>> Begin

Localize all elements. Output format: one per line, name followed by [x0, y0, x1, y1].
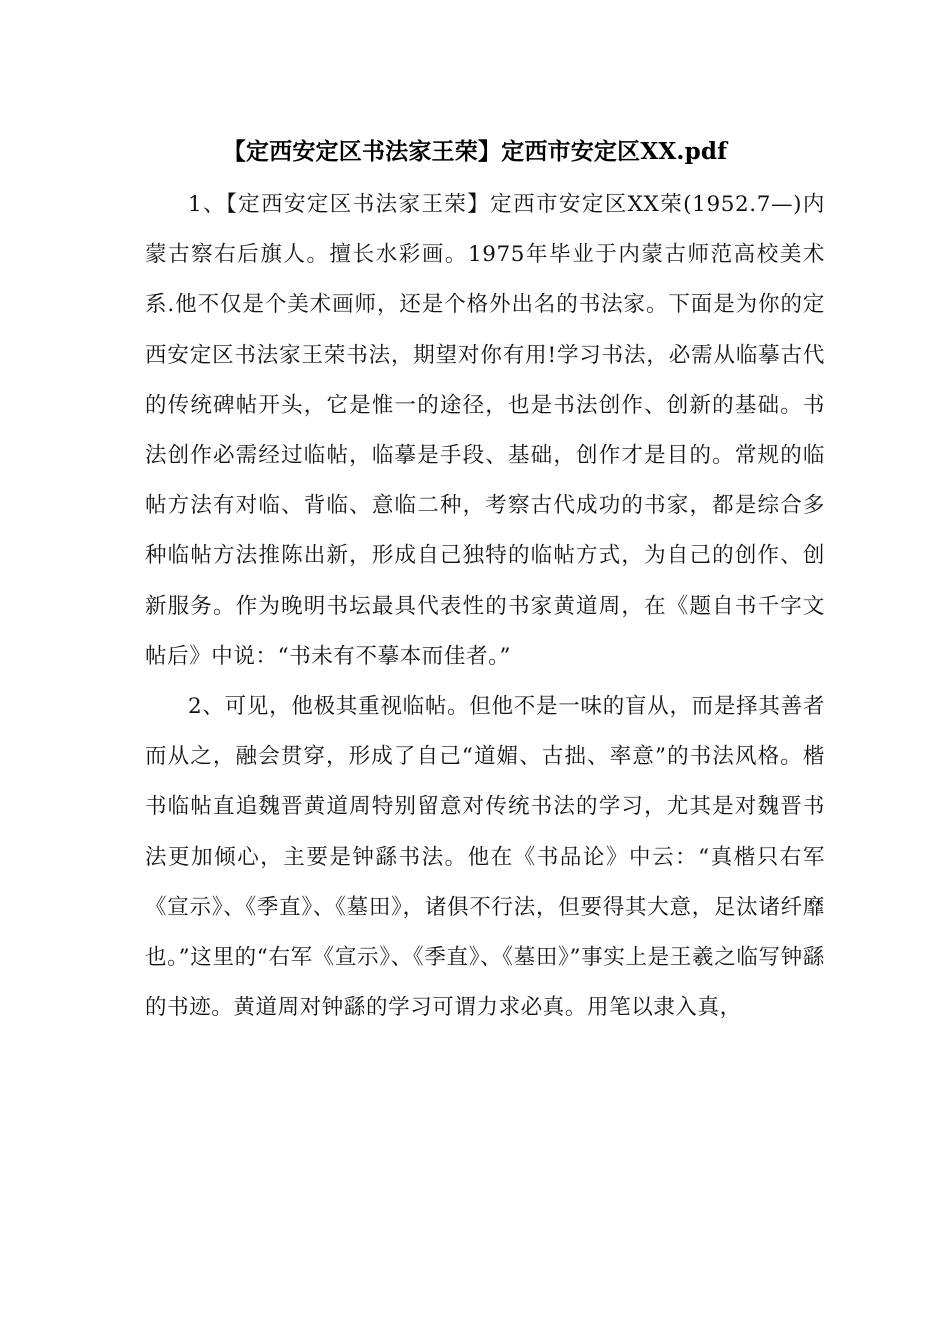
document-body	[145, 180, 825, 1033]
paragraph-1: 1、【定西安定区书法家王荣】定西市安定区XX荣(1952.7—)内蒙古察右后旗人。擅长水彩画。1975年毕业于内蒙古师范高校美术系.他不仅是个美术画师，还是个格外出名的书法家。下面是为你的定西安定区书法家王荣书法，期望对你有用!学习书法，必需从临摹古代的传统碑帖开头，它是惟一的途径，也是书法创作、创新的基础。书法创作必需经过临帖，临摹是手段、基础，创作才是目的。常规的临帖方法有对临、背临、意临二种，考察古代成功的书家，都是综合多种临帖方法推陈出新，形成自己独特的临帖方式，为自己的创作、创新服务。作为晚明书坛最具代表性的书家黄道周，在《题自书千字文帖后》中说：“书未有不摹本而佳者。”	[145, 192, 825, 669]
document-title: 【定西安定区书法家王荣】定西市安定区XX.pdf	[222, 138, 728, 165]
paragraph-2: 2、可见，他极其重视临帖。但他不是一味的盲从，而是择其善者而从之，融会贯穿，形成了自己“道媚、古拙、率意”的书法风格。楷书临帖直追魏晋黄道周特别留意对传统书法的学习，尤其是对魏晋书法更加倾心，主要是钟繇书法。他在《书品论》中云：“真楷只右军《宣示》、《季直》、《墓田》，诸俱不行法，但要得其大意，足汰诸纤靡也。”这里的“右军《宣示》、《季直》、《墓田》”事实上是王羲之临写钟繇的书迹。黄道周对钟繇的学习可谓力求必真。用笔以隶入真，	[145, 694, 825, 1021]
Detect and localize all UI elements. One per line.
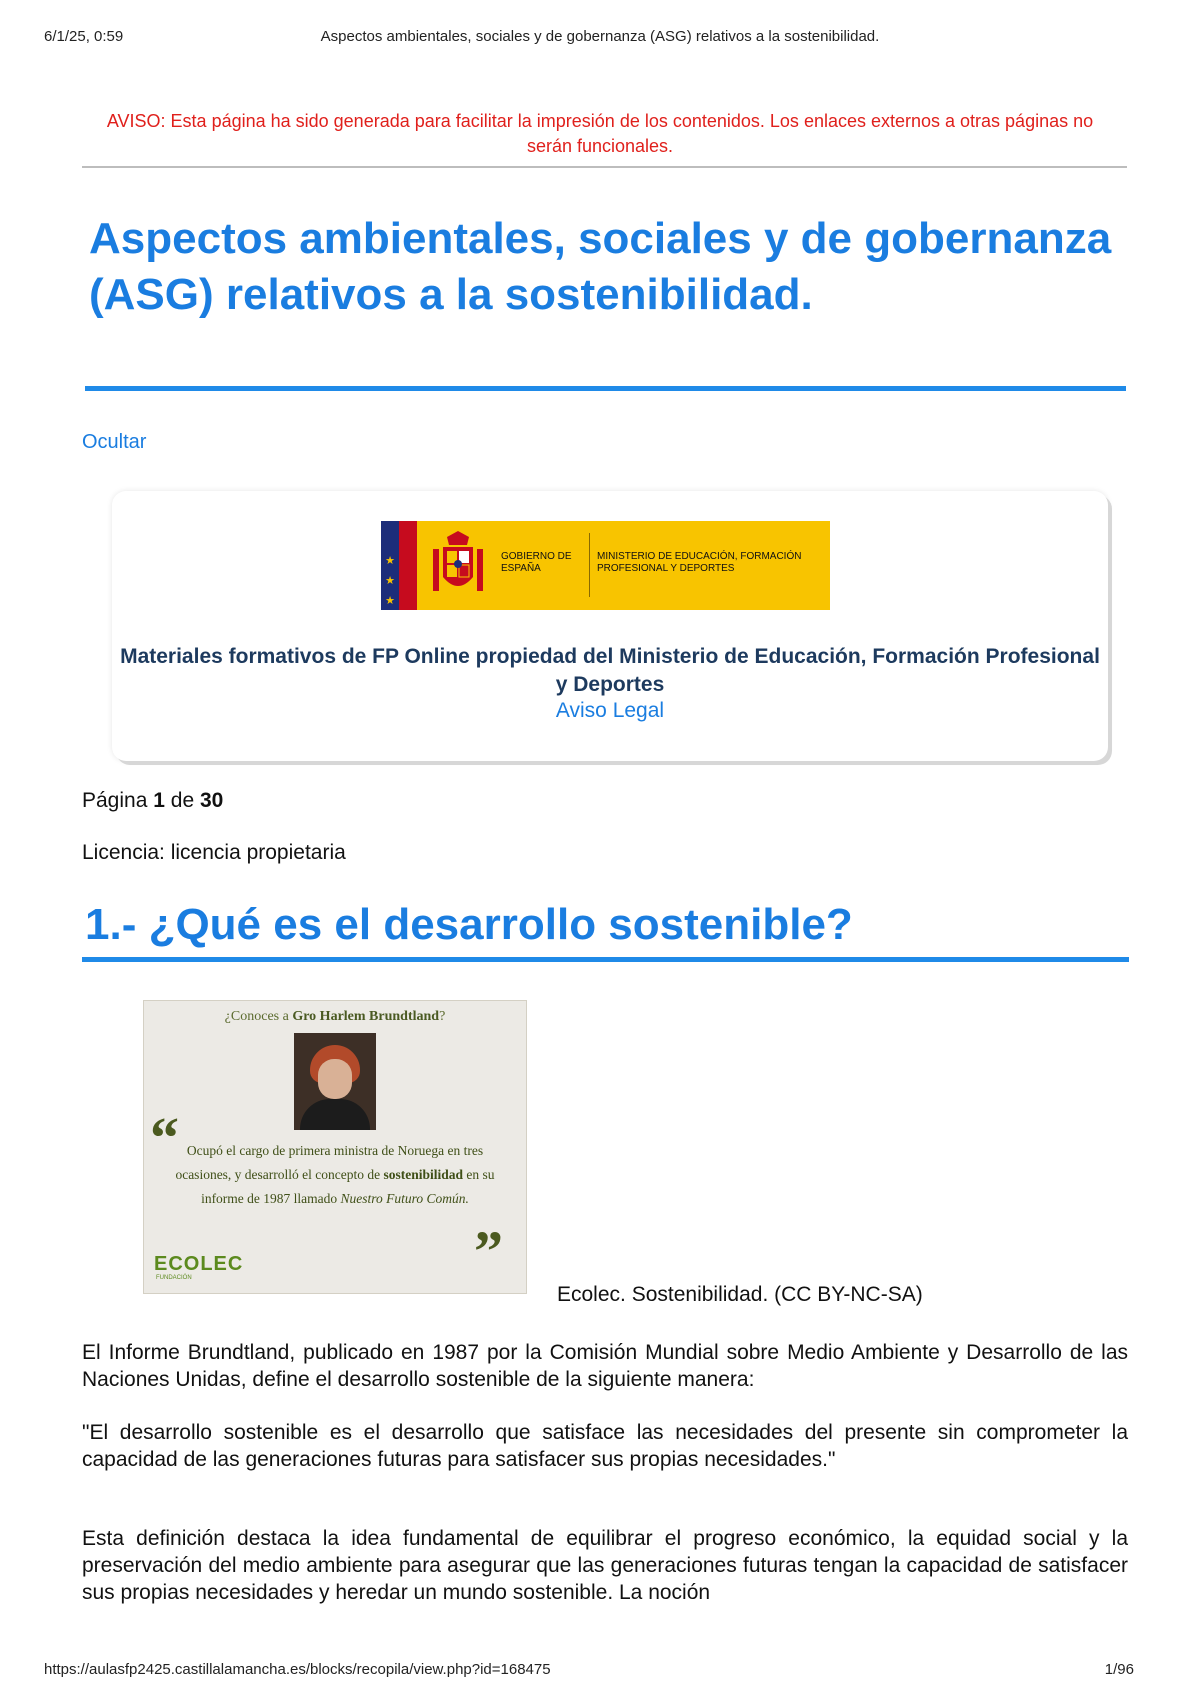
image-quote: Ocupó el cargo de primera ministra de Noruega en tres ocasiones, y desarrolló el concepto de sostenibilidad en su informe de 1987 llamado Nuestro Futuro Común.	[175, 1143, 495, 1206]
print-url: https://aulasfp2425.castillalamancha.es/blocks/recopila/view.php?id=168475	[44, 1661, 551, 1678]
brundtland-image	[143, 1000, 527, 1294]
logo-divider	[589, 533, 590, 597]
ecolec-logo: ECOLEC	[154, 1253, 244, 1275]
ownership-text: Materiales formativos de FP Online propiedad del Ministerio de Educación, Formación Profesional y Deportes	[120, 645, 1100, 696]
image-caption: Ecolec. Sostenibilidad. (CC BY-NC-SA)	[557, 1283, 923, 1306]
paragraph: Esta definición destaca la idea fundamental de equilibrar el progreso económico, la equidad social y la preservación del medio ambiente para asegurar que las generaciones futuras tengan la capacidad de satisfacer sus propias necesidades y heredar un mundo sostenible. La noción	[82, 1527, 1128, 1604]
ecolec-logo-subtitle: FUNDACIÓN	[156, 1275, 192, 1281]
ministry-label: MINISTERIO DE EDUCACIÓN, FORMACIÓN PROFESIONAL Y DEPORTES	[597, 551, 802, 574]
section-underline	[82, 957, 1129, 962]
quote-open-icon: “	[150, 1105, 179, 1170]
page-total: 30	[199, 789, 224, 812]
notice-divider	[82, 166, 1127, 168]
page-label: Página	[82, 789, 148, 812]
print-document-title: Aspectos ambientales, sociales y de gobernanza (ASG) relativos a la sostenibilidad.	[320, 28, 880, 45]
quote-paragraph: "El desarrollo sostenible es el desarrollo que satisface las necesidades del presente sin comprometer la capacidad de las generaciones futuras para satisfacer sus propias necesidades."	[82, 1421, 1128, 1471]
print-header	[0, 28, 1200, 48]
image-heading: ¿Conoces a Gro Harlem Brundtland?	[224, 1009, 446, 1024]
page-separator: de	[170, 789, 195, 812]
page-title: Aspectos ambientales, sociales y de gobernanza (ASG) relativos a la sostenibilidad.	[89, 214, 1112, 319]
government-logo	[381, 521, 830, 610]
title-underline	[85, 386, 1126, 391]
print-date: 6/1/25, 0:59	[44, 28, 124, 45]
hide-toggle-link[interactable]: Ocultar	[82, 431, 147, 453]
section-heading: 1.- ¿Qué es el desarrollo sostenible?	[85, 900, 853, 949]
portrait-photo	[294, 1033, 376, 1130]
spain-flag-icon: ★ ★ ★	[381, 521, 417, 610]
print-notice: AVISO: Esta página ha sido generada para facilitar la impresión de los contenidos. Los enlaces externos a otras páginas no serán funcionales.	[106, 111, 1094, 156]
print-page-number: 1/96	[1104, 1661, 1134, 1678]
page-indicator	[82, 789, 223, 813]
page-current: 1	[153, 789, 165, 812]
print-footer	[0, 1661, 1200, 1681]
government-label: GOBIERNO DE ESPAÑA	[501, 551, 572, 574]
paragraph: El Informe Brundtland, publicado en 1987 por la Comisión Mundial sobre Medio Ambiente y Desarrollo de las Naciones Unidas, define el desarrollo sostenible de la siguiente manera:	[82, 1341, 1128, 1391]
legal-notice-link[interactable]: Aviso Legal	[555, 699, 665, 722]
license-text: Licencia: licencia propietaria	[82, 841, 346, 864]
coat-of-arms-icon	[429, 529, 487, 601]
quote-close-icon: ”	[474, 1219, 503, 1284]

>> End

Print all of the material above word for word, from its first line to its last, and leave the pictures out.

→ SOLUTION TO THIS PROBLEM
Localize all elements. Output format: one per line, name followed by [x0, y0, x1, y1].
document-body	[145, 180, 825, 1033]
paragraph-1: 1、【定西安定区书法家王荣】定西市安定区XX荣(1952.7—)内蒙古察右后旗人。擅长水彩画。1975年毕业于内蒙古师范高校美术系.他不仅是个美术画师，还是个格外出名的书法家。下面是为你的定西安定区书法家王荣书法，期望对你有用!学习书法，必需从临摹古代的传统碑帖开头，它是惟一的途径，也是书法创作、创新的基础。书法创作必需经过临帖，临摹是手段、基础，创作才是目的。常规的临帖方法有对临、背临、意临二种，考察古代成功的书家，都是综合多种临帖方法推陈出新，形成自己独特的临帖方式，为自己的创作、创新服务。作为晚明书坛最具代表性的书家黄道周，在《题自书千字文帖后》中说：“书未有不摹本而佳者。”	[145, 192, 825, 669]
document-title: 【定西安定区书法家王荣】定西市安定区XX.pdf	[222, 138, 728, 165]
paragraph-2: 2、可见，他极其重视临帖。但他不是一味的盲从，而是择其善者而从之，融会贯穿，形成了自己“道媚、古拙、率意”的书法风格。楷书临帖直追魏晋黄道周特别留意对传统书法的学习，尤其是对魏晋书法更加倾心，主要是钟繇书法。他在《书品论》中云：“真楷只右军《宣示》、《季直》、《墓田》，诸俱不行法，但要得其大意，足汰诸纤靡也。”这里的“右军《宣示》、《季直》、《墓田》”事实上是王羲之临写钟繇的书迹。黄道周对钟繇的学习可谓力求必真。用笔以隶入真，	[145, 694, 825, 1021]
Detect and localize all UI elements. One per line.
image-quote: Ocupó el cargo de primera ministra de Noruega en tres ocasiones, y desarrolló el concepto de sostenibilidad en su informe de 1987 llamado Nuestro Futuro Común.	[175, 1143, 495, 1206]
print-url: https://aulasfp2425.castillalamancha.es/blocks/recopila/view.php?id=168475	[44, 1661, 551, 1678]
brundtland-image	[143, 1000, 527, 1294]
logo-divider	[589, 533, 590, 597]
ecolec-logo: ECOLEC	[154, 1253, 244, 1275]
ownership-text: Materiales formativos de FP Online propiedad del Ministerio de Educación, Formación Profesional y Deportes	[120, 645, 1100, 696]
image-caption: Ecolec. Sostenibilidad. (CC BY-NC-SA)	[557, 1283, 923, 1306]
paragraph: Esta definición destaca la idea fundamental de equilibrar el progreso económico, la equidad social y la preservación del medio ambiente para asegurar que las generaciones futuras tengan la capacidad de satisfacer sus propias necesidades y heredar un mundo sostenible. La noción	[82, 1527, 1128, 1604]
ecolec-logo-subtitle: FUNDACIÓN	[156, 1275, 192, 1281]
ministry-label: MINISTERIO DE EDUCACIÓN, FORMACIÓN PROFESIONAL Y DEPORTES	[597, 551, 802, 574]
section-underline	[82, 957, 1129, 962]
quote-open-icon: “	[150, 1105, 179, 1170]
page-total: 30	[199, 789, 224, 812]
notice-divider	[82, 166, 1127, 168]
page-label: Página	[82, 789, 148, 812]
print-document-title: Aspectos ambientales, sociales y de gobernanza (ASG) relativos a la sostenibilidad.	[320, 28, 880, 45]
quote-paragraph: "El desarrollo sostenible es el desarrollo que satisface las necesidades del presente sin comprometer la capacidad de las generaciones futuras para satisfacer sus propias necesidades."	[82, 1421, 1128, 1471]
print-header	[0, 28, 1200, 48]
image-heading: ¿Conoces a Gro Harlem Brundtland?	[224, 1009, 446, 1024]
page-separator: de	[170, 789, 195, 812]
page-title: Aspectos ambientales, sociales y de gobernanza (ASG) relativos a la sostenibilidad.	[89, 214, 1112, 319]
government-logo	[381, 521, 830, 610]
title-underline	[85, 386, 1126, 391]
print-date: 6/1/25, 0:59	[44, 28, 124, 45]
hide-toggle-link[interactable]: Ocultar	[82, 431, 147, 453]
section-heading: 1.- ¿Qué es el desarrollo sostenible?	[85, 900, 853, 949]
portrait-photo	[294, 1033, 376, 1130]
spain-flag-icon: ★ ★ ★	[381, 521, 417, 610]
print-notice: AVISO: Esta página ha sido generada para facilitar la impresión de los contenidos. Los enlaces externos a otras páginas no serán funcionales.	[106, 111, 1094, 156]
print-page-number: 1/96	[1104, 1661, 1134, 1678]
page-indicator	[82, 789, 223, 813]
page-current: 1	[153, 789, 165, 812]
print-footer	[0, 1661, 1200, 1681]
government-label: GOBIERNO DE ESPAÑA	[501, 551, 572, 574]
paragraph: El Informe Brundtland, publicado en 1987 por la Comisión Mundial sobre Medio Ambiente y Desarrollo de las Naciones Unidas, define el desarrollo sostenible de la siguiente manera:	[82, 1341, 1128, 1391]
legal-notice-link[interactable]: Aviso Legal	[555, 699, 665, 722]
license-text: Licencia: licencia propietaria	[82, 841, 346, 864]
coat-of-arms-icon	[429, 529, 487, 601]
quote-close-icon: ”	[474, 1219, 503, 1284]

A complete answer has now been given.